EXERCISE INSTRUCTIONS: Reproduce every record exactly as it appears, but not the pictures.

DATA FOR THIS EXERCISE:
■ ■ ■ ■
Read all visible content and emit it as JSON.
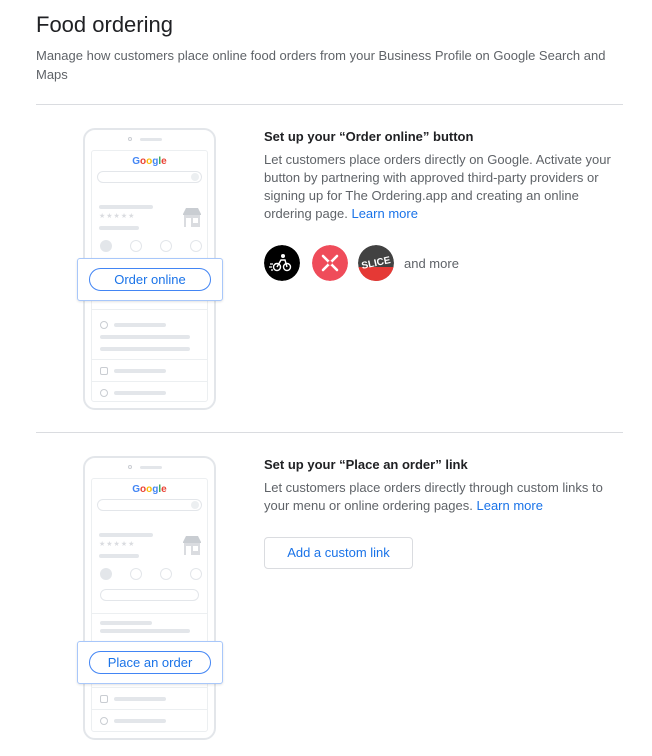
{
  "page": {
    "title": "Food ordering",
    "description": "Manage how customers place online food orders from your Business Profile on Google Search and Maps"
  },
  "mockup": {
    "google_logo": {
      "g1": "G",
      "o1": "o",
      "o2": "o",
      "g2": "g",
      "l": "l",
      "e": "e"
    },
    "stars": "★★★★★"
  },
  "order_online": {
    "title": "Set up your “Order online” button",
    "description": "Let customers place orders directly on Google. Activate your button by partnering with approved third-party providers or signing up for The Ordering.app and creating an online ordering page.",
    "learn_more": "Learn more",
    "mock_button_label": "Order online",
    "providers": [
      {
        "icon": "courier-bike-icon",
        "color": "#000000"
      },
      {
        "icon": "fork-knife-pin-icon",
        "color": "#ef4c5a"
      },
      {
        "icon": "slice-logo-icon",
        "color": "#e53935",
        "logo_text": "SLICE"
      }
    ],
    "and_more": "and more"
  },
  "place_order": {
    "title": "Set up your “Place an order” link",
    "description": "Let customers place orders directly through custom links to your menu or online ordering pages.",
    "learn_more": "Learn more",
    "mock_button_label": "Place an order",
    "add_link_button": "Add a custom link"
  },
  "colors": {
    "accent": "#1a73e8",
    "divider": "#dadce0",
    "muted_text": "#5f6368"
  }
}
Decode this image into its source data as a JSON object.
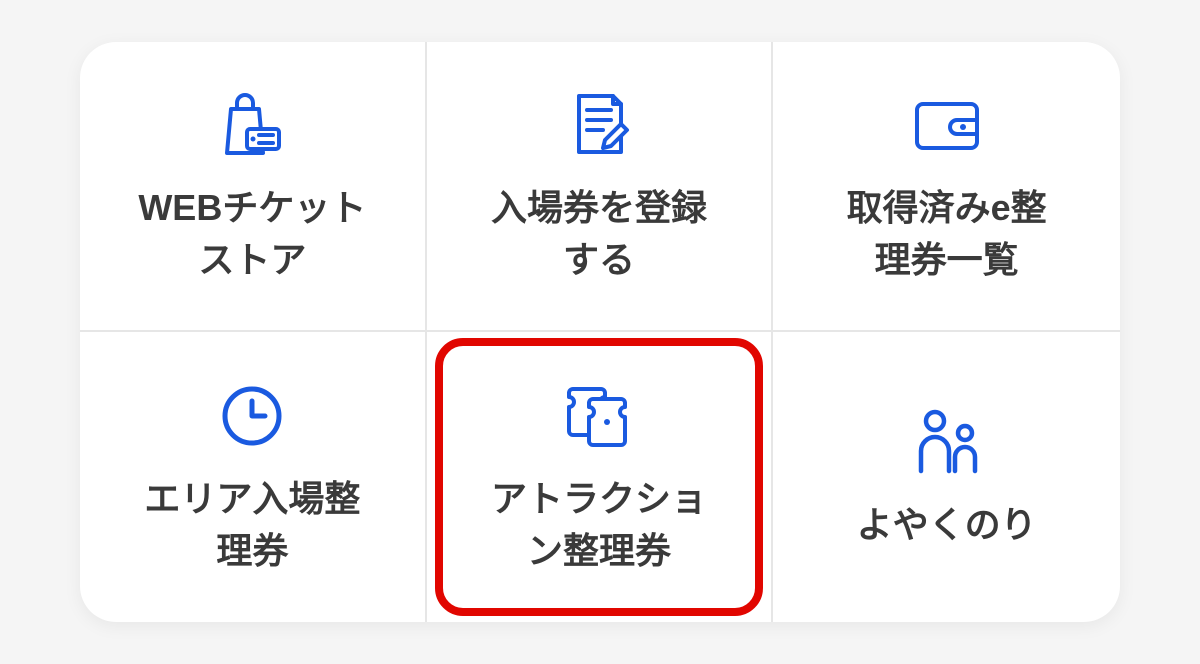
{
  "colors": {
    "primary": "#1a5ae0",
    "text": "#3a3a3a",
    "highlight": "#e10600"
  },
  "menu": {
    "items": [
      {
        "id": "web-ticket-store",
        "label": "WEBチケット<br>ストア",
        "icon": "shopping-bag-ticket-icon",
        "highlighted": false
      },
      {
        "id": "register-ticket",
        "label": "入場券を登録<br>する",
        "icon": "edit-document-icon",
        "highlighted": false
      },
      {
        "id": "obtained-etickets",
        "label": "取得済みe整<br>理券一覧",
        "icon": "wallet-icon",
        "highlighted": false
      },
      {
        "id": "area-entry-ticket",
        "label": "エリア入場整<br>理券",
        "icon": "clock-icon",
        "highlighted": false
      },
      {
        "id": "attraction-ticket",
        "label": "アトラクショ<br>ン整理券",
        "icon": "tickets-icon",
        "highlighted": true
      },
      {
        "id": "yoyaku-nori",
        "label": "よやくのり",
        "icon": "family-icon",
        "highlighted": false
      }
    ]
  }
}
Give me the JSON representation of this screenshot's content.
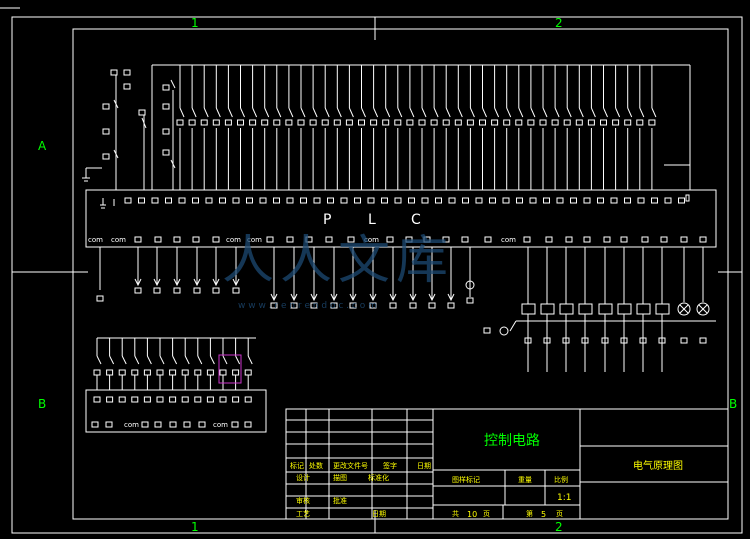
■ ■ ■ ■
TASK ANSWER:
Read all visible content and emit it as JSON.
{
  "page": {
    "title": "Food ordering",
    "description": "Manage how customers place online food orders from your Business Profile on Google Search and Maps"
  },
  "mockup": {
    "google_logo": {
      "g1": "G",
      "o1": "o",
      "o2": "o",
      "g2": "g",
      "l": "l",
      "e": "e"
    },
    "stars": "★★★★★"
  },
  "order_online": {
    "title": "Set up your “Order online” button",
    "description": "Let customers place orders directly on Google. Activate your button by partnering with approved third-party providers or signing up for The Ordering.app and creating an online ordering page.",
    "learn_more": "Learn more",
    "mock_button_label": "Order online",
    "providers": [
      {
        "icon": "courier-bike-icon",
        "color": "#000000"
      },
      {
        "icon": "fork-knife-pin-icon",
        "color": "#ef4c5a"
      },
      {
        "icon": "slice-logo-icon",
        "color": "#e53935",
        "logo_text": "SLICE"
      }
    ],
    "and_more": "and more"
  },
  "place_order": {
    "title": "Set up your “Place an order” link",
    "description": "Let customers place orders directly through custom links to your menu or online ordering pages.",
    "learn_more": "Learn more",
    "mock_button_label": "Place an order",
    "add_link_button": "Add a custom link"
  },
  "colors": {
    "accent": "#1a73e8",
    "divider": "#dadce0",
    "muted_text": "#5f6368"
  }
}
Decode this image into its source data as a JSON object.
{
  "colors": {
    "primary": "#1a5ae0",
    "text": "#3a3a3a",
    "highlight": "#e10600"
  },
  "menu": {
    "items": [
      {
        "id": "web-ticket-store",
        "label": "WEBチケット<br>ストア",
        "icon": "shopping-bag-ticket-icon",
        "highlighted": false
      },
      {
        "id": "register-ticket",
        "label": "入場券を登録<br>する",
        "icon": "edit-document-icon",
        "highlighted": false
      },
      {
        "id": "obtained-etickets",
        "label": "取得済みe整<br>理券一覧",
        "icon": "wallet-icon",
        "highlighted": false
      },
      {
        "id": "area-entry-ticket",
        "label": "エリア入場整<br>理券",
        "icon": "clock-icon",
        "highlighted": false
      },
      {
        "id": "attraction-ticket",
        "label": "アトラクショ<br>ン整理券",
        "icon": "tickets-icon",
        "highlighted": true
      },
      {
        "id": "yoyaku-nori",
        "label": "よやくのり",
        "icon": "family-icon",
        "highlighted": false
      }
    ]
  }
}
Give me the JSON representation of this screenshot's content.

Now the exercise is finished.